Extracted entries
[START]

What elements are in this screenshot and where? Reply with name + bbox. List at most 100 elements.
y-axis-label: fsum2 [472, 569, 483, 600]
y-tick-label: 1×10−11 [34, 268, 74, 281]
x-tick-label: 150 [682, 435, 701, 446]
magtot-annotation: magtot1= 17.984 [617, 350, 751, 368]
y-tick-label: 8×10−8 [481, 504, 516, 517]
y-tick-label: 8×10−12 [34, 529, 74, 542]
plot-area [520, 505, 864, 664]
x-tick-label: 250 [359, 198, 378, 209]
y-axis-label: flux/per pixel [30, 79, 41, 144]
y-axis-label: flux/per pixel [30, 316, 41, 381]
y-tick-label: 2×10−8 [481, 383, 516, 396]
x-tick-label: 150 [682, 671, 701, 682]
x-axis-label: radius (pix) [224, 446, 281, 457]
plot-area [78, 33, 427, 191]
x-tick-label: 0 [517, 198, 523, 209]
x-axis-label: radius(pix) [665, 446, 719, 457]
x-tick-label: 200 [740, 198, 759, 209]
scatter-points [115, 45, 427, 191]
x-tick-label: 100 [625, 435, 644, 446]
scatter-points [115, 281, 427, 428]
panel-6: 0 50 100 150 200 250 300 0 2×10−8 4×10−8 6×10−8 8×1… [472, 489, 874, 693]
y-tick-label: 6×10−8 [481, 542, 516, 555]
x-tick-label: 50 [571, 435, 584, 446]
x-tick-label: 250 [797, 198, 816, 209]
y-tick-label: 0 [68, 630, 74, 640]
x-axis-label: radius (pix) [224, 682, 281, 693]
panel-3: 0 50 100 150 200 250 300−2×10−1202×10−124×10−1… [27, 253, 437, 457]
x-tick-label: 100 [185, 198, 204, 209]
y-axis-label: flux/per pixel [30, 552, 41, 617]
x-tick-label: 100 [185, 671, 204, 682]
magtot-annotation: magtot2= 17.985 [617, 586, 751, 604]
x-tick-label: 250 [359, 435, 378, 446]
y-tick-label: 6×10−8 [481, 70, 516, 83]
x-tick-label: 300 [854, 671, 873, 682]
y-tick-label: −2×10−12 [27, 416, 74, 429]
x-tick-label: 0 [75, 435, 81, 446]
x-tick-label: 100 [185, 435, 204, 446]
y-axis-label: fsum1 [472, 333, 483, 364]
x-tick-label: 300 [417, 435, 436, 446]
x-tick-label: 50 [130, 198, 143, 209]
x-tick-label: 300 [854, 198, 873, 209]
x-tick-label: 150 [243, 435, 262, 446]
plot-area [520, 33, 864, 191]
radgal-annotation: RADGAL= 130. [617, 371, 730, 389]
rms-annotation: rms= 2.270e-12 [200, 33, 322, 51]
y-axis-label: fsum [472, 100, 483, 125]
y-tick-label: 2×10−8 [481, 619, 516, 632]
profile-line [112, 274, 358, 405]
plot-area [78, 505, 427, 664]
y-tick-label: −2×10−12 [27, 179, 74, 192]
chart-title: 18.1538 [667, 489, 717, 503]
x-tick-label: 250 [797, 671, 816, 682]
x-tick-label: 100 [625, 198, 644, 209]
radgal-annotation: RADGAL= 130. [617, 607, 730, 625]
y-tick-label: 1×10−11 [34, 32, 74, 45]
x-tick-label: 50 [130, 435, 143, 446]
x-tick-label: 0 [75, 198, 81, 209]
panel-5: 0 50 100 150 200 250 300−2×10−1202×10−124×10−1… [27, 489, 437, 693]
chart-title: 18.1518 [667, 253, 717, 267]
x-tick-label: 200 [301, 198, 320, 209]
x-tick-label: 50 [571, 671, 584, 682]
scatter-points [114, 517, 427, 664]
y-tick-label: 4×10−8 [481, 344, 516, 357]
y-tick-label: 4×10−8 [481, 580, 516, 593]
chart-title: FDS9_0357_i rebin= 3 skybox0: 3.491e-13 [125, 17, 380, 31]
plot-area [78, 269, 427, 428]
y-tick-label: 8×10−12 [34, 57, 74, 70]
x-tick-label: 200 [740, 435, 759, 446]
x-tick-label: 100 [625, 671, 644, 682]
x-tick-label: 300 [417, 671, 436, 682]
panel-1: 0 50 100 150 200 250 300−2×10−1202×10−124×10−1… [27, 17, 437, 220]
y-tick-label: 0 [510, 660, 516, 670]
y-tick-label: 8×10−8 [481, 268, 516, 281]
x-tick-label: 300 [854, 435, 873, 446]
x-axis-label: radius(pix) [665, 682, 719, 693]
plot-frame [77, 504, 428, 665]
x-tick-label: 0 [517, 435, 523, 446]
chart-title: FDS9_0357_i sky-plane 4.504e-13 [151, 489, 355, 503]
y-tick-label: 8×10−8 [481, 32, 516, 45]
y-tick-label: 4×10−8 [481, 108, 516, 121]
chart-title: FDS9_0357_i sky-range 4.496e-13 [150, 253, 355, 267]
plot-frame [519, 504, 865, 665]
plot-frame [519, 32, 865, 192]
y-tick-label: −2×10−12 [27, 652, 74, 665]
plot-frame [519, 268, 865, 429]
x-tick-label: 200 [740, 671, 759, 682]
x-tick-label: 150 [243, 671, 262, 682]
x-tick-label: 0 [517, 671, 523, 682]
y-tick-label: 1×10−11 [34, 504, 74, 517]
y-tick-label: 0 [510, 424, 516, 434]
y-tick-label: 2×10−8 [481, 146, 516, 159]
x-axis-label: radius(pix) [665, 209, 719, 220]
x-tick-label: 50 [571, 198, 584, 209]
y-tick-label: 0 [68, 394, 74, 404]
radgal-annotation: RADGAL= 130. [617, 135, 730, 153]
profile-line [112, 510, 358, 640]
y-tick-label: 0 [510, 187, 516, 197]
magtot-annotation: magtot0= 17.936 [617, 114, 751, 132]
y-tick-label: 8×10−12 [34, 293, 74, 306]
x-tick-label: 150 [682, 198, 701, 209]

[END]

▶ **TASK DIRECTIONS**
Reproduce all of the extracted entries above verbatim, keeping each line unchanged.

▶ **THE REPLY**
What elements are in this screenshot and where? Reply with name + bbox. List at most 100 elements.
y-axis-label: fsum2 [472, 569, 483, 600]
y-tick-label: 1×10−11 [34, 268, 74, 281]
x-tick-label: 150 [682, 435, 701, 446]
magtot-annotation: magtot1= 17.984 [617, 350, 751, 368]
y-tick-label: 8×10−8 [481, 504, 516, 517]
y-tick-label: 8×10−12 [34, 529, 74, 542]
plot-area [520, 505, 864, 664]
x-tick-label: 250 [359, 198, 378, 209]
y-axis-label: flux/per pixel [30, 79, 41, 144]
y-axis-label: flux/per pixel [30, 316, 41, 381]
y-tick-label: 2×10−8 [481, 383, 516, 396]
x-tick-label: 150 [682, 671, 701, 682]
x-axis-label: radius (pix) [224, 446, 281, 457]
plot-area [78, 33, 427, 191]
x-tick-label: 0 [517, 198, 523, 209]
x-axis-label: radius(pix) [665, 446, 719, 457]
x-tick-label: 200 [740, 198, 759, 209]
scatter-points [115, 45, 427, 191]
x-tick-label: 100 [625, 435, 644, 446]
scatter-points [115, 281, 427, 428]
panel-6: 0 50 100 150 200 250 300 0 2×10−8 4×10−8 6×10−8 8×1… [472, 489, 874, 693]
y-tick-label: 6×10−8 [481, 542, 516, 555]
x-tick-label: 50 [571, 435, 584, 446]
x-tick-label: 250 [797, 198, 816, 209]
y-tick-label: 0 [68, 630, 74, 640]
x-axis-label: radius (pix) [224, 682, 281, 693]
panel-3: 0 50 100 150 200 250 300−2×10−1202×10−124×10−1… [27, 253, 437, 457]
x-tick-label: 100 [185, 198, 204, 209]
y-axis-label: flux/per pixel [30, 552, 41, 617]
x-tick-label: 100 [185, 671, 204, 682]
magtot-annotation: magtot2= 17.985 [617, 586, 751, 604]
x-tick-label: 250 [359, 435, 378, 446]
y-tick-label: 6×10−8 [481, 70, 516, 83]
x-tick-label: 300 [854, 671, 873, 682]
y-tick-label: −2×10−12 [27, 416, 74, 429]
x-tick-label: 0 [75, 435, 81, 446]
x-tick-label: 100 [185, 435, 204, 446]
y-axis-label: fsum1 [472, 333, 483, 364]
x-tick-label: 300 [417, 435, 436, 446]
x-tick-label: 50 [130, 198, 143, 209]
x-tick-label: 300 [854, 198, 873, 209]
x-tick-label: 150 [243, 435, 262, 446]
plot-area [520, 33, 864, 191]
radgal-annotation: RADGAL= 130. [617, 371, 730, 389]
rms-annotation: rms= 2.270e-12 [200, 33, 322, 51]
y-axis-label: fsum [472, 100, 483, 125]
y-tick-label: 2×10−8 [481, 619, 516, 632]
profile-line [112, 274, 358, 405]
plot-area [78, 505, 427, 664]
y-tick-label: −2×10−12 [27, 179, 74, 192]
chart-title: 18.1538 [667, 489, 717, 503]
x-tick-label: 250 [797, 671, 816, 682]
x-tick-label: 100 [625, 198, 644, 209]
radgal-annotation: RADGAL= 130. [617, 607, 730, 625]
y-tick-label: 1×10−11 [34, 32, 74, 45]
x-tick-label: 50 [130, 435, 143, 446]
x-tick-label: 0 [75, 198, 81, 209]
panel-5: 0 50 100 150 200 250 300−2×10−1202×10−124×10−1… [27, 489, 437, 693]
chart-title: 18.1518 [667, 253, 717, 267]
x-tick-label: 200 [301, 198, 320, 209]
x-tick-label: 50 [571, 671, 584, 682]
scatter-points [114, 517, 427, 664]
y-tick-label: 4×10−8 [481, 344, 516, 357]
y-tick-label: 4×10−8 [481, 580, 516, 593]
chart-title: FDS9_0357_i rebin= 3 skybox0: 3.491e-13 [125, 17, 380, 31]
plot-area [78, 269, 427, 428]
y-tick-label: 8×10−12 [34, 57, 74, 70]
x-tick-label: 200 [740, 435, 759, 446]
x-tick-label: 100 [625, 671, 644, 682]
x-tick-label: 300 [417, 671, 436, 682]
panel-1: 0 50 100 150 200 250 300−2×10−1202×10−124×10−1… [27, 17, 437, 220]
y-tick-label: 0 [510, 660, 516, 670]
y-tick-label: 8×10−8 [481, 268, 516, 281]
x-tick-label: 300 [854, 435, 873, 446]
x-axis-label: radius(pix) [665, 682, 719, 693]
plot-frame [77, 504, 428, 665]
x-tick-label: 0 [517, 435, 523, 446]
chart-title: FDS9_0357_i sky-plane 4.504e-13 [151, 489, 355, 503]
y-tick-label: 8×10−8 [481, 32, 516, 45]
y-tick-label: 4×10−8 [481, 108, 516, 121]
chart-title: FDS9_0357_i sky-range 4.496e-13 [150, 253, 355, 267]
plot-frame [519, 504, 865, 665]
plot-frame [519, 32, 865, 192]
y-tick-label: −2×10−12 [27, 652, 74, 665]
plot-frame [519, 268, 865, 429]
x-tick-label: 200 [740, 671, 759, 682]
x-tick-label: 150 [243, 671, 262, 682]
x-tick-label: 0 [517, 671, 523, 682]
y-tick-label: 1×10−11 [34, 504, 74, 517]
y-tick-label: 0 [510, 424, 516, 434]
y-tick-label: 2×10−8 [481, 146, 516, 159]
x-axis-label: radius(pix) [665, 209, 719, 220]
x-tick-label: 50 [571, 198, 584, 209]
y-tick-label: 0 [68, 394, 74, 404]
radgal-annotation: RADGAL= 130. [617, 135, 730, 153]
profile-line [112, 510, 358, 640]
y-tick-label: 0 [510, 187, 516, 197]
magtot-annotation: magtot0= 17.936 [617, 114, 751, 132]
y-tick-label: 8×10−12 [34, 293, 74, 306]
x-tick-label: 150 [682, 198, 701, 209]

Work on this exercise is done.